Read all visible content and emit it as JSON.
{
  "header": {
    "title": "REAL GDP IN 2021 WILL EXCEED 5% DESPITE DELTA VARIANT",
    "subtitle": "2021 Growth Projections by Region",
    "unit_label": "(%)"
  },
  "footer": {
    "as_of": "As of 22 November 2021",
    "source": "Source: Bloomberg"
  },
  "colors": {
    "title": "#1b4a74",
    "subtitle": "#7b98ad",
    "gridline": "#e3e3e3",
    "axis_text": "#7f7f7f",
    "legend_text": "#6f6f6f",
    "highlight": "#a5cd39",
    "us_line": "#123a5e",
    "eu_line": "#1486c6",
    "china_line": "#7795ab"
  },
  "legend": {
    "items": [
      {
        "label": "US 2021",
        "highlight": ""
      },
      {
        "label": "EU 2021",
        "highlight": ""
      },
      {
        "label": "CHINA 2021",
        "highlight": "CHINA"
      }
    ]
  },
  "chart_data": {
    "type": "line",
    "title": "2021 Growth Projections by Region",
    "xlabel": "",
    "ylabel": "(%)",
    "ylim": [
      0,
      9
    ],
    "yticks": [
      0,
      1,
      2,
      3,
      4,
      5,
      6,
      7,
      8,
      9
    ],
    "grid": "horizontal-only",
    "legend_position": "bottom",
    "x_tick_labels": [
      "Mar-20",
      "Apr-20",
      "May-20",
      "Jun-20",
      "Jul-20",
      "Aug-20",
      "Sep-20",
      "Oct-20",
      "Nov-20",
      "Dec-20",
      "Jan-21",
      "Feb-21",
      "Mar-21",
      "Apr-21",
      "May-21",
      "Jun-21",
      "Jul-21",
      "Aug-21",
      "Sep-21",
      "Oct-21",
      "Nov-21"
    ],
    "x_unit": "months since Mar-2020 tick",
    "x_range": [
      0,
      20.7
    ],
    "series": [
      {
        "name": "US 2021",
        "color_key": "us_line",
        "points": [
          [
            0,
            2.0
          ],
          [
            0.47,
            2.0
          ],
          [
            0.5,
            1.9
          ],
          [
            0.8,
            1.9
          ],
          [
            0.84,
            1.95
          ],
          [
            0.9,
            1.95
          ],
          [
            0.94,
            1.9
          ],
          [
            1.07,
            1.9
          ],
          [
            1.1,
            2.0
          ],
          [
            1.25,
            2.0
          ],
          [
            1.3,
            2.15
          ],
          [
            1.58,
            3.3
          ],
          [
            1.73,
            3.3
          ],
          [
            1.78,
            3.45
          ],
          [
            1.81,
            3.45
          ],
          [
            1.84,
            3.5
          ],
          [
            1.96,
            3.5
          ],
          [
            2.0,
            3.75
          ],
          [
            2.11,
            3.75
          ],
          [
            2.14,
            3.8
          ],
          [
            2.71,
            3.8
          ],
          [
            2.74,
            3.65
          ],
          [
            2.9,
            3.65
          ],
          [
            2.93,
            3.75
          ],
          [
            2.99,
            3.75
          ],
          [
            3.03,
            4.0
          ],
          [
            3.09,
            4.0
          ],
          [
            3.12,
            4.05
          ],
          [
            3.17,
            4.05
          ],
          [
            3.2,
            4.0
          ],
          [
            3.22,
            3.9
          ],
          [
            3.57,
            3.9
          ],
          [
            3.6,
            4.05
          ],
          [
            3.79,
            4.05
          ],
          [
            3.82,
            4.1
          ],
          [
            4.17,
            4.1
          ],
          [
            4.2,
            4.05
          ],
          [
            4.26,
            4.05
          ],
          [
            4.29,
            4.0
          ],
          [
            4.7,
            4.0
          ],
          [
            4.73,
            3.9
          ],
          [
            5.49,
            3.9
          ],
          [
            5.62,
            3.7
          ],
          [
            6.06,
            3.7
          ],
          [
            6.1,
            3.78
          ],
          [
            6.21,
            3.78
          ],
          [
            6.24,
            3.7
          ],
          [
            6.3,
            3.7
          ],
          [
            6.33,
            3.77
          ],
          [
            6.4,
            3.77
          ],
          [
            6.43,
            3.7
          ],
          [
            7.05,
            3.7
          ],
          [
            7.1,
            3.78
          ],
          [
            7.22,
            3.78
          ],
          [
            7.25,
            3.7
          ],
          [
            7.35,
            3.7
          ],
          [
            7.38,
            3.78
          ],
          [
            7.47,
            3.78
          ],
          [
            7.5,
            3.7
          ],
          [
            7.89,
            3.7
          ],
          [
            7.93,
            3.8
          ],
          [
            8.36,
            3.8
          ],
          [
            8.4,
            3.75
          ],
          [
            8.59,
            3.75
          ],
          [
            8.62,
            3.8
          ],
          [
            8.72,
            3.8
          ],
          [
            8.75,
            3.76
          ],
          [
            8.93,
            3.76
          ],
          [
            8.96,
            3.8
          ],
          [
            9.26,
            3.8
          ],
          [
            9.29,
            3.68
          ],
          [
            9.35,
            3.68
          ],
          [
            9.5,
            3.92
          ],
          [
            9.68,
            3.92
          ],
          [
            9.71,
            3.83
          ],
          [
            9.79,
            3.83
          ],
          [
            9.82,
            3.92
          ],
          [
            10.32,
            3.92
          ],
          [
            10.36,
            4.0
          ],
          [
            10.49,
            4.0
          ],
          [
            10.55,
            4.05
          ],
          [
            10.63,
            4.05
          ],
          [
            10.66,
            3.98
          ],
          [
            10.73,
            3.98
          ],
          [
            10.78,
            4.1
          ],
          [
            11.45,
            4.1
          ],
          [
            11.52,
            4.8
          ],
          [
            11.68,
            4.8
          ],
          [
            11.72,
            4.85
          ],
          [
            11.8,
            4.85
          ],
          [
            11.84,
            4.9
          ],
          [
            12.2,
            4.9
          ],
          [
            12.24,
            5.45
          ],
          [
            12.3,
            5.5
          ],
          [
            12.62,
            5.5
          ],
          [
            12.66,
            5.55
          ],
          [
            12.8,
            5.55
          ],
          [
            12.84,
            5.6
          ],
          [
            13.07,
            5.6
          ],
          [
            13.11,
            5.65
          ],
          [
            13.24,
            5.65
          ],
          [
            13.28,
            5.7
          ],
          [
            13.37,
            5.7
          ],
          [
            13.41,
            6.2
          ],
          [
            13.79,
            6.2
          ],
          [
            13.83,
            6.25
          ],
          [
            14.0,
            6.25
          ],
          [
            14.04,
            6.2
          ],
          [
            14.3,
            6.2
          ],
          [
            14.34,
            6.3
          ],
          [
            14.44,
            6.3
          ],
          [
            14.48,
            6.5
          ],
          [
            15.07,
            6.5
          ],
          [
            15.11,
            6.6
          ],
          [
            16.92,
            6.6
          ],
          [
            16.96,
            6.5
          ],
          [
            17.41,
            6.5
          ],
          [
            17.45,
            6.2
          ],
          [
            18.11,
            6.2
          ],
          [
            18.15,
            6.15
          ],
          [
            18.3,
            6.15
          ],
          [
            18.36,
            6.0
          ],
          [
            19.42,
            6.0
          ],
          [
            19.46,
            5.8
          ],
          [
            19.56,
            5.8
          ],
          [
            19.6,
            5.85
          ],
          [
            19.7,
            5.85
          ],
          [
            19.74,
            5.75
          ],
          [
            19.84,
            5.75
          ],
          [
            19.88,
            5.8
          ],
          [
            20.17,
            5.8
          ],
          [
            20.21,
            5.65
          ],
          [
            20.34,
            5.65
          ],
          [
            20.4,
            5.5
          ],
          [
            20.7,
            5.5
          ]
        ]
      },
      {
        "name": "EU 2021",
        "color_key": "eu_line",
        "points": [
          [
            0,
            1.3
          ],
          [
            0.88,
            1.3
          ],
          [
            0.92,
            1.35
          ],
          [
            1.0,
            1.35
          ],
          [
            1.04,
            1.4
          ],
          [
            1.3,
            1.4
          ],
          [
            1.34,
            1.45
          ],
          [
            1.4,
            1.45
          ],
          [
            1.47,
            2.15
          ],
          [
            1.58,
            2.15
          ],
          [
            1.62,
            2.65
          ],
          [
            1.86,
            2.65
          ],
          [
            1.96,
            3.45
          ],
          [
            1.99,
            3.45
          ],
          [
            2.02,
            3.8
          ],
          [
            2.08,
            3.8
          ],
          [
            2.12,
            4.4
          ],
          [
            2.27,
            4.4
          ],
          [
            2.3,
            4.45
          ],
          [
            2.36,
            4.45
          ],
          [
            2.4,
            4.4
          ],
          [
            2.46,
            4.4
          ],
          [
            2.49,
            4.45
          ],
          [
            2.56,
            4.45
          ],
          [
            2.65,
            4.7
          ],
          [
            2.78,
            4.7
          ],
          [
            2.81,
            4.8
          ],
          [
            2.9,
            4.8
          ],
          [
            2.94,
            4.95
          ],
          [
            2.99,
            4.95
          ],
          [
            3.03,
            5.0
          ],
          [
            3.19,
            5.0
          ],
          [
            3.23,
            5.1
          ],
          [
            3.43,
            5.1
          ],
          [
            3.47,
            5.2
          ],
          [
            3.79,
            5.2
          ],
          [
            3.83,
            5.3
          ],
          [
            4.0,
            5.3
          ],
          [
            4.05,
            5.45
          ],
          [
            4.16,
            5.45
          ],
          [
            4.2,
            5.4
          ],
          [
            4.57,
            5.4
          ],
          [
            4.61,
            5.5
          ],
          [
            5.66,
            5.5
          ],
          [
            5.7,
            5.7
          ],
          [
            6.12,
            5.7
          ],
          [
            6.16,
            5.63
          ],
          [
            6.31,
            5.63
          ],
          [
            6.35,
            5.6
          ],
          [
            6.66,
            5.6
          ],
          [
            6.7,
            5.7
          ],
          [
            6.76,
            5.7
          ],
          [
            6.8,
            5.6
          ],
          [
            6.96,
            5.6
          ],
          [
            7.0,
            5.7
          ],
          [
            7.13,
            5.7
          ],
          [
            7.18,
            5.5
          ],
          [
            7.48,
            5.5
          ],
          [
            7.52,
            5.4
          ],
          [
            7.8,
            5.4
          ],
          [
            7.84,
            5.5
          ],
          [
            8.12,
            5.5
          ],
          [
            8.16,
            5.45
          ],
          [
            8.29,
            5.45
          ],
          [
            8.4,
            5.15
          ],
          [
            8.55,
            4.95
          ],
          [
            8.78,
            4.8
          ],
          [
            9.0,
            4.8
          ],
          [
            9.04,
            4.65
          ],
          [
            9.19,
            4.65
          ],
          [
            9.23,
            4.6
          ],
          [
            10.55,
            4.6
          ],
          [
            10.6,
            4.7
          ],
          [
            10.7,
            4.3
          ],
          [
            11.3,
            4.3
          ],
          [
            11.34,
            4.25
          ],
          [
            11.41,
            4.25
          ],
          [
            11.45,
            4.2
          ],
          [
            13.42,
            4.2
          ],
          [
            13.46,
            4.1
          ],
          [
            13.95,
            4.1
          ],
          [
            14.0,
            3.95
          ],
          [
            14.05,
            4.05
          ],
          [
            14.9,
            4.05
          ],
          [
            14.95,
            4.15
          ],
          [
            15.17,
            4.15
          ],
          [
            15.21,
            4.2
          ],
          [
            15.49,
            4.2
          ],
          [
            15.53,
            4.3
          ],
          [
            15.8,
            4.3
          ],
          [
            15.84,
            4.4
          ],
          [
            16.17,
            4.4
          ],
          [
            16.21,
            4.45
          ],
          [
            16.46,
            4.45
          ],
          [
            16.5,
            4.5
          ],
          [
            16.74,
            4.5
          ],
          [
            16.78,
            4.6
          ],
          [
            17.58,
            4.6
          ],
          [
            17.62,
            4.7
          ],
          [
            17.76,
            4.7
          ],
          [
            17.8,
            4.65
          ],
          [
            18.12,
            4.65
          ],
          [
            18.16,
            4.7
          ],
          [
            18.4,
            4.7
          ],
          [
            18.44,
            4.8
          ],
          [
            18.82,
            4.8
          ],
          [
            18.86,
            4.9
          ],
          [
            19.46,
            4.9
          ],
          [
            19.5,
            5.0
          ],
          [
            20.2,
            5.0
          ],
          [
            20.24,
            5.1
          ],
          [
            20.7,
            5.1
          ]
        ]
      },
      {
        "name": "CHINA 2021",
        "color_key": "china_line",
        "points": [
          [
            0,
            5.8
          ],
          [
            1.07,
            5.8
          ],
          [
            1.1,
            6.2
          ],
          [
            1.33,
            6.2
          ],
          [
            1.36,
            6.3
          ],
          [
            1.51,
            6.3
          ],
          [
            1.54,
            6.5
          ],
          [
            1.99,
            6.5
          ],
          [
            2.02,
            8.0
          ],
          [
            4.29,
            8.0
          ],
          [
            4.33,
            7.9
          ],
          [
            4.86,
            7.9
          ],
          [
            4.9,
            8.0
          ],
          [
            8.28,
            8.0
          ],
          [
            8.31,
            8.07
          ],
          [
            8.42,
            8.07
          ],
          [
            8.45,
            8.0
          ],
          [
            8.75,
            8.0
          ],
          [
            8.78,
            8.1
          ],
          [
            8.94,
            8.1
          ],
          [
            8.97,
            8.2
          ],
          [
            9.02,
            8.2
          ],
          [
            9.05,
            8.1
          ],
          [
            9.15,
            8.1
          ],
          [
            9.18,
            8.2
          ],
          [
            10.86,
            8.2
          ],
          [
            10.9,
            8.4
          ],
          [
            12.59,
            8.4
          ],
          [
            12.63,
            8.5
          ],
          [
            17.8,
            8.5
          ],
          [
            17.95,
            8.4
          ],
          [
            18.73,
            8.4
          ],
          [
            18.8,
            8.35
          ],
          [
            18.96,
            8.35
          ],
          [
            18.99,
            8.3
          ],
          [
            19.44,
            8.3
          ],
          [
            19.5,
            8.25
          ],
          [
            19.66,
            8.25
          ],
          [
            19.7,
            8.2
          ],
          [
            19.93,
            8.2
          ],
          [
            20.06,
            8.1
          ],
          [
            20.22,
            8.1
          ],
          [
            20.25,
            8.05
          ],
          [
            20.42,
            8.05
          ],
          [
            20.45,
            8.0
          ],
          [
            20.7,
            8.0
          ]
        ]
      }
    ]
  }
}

--------------------------------------------------

- **GIVEN PROBLEM**:
Copy out every line from the material above in which the word "Growth" appears.

- **FULL OUTPUT**:
    "subtitle": "2021 Growth Projections by Region",
    "title": "2021 Growth Projections by Region",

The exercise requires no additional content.